>> START Records provided

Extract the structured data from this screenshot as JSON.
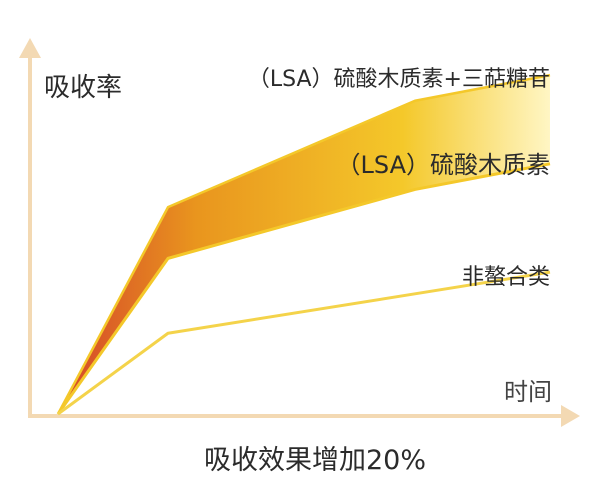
{
  "chart_data": {
    "type": "area",
    "ylabel": "吸收率",
    "xlabel": "时间",
    "caption": "吸收效果增加20%",
    "x": [
      0,
      1,
      2,
      3
    ],
    "series": [
      {
        "name": "（LSA）硫酸木质素+三萜糖苷",
        "values": [
          0,
          0.525,
          0.795,
          0.86
        ]
      },
      {
        "name": "（LSA）硫酸木质素",
        "values": [
          0,
          0.395,
          0.57,
          0.635
        ]
      },
      {
        "name": "非螯合类",
        "values": [
          0,
          0.205,
          0.305,
          0.36
        ]
      }
    ],
    "ylim": [
      0,
      1
    ],
    "xlim": [
      0,
      3
    ],
    "grid": false,
    "legend": "inline-right"
  },
  "colors": {
    "axis": "#f3d9b3",
    "band_start": "#d4442a",
    "band_mid": "#e9951e",
    "band_gold": "#f4c82a",
    "band_end": "#fff6c4",
    "line": "#f4d34a",
    "text": "#2b2b2b",
    "axis_text": "#444444"
  }
}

>> END Records provided

[Objective]:
Filter the records down to the lines that contain the string "name", and copy those lines.

[Task answer]:
        "name": "（LSA）硫酸木质素+三萜糖苷",
        "name": "（LSA）硫酸木质素",
        "name": "非螯合类",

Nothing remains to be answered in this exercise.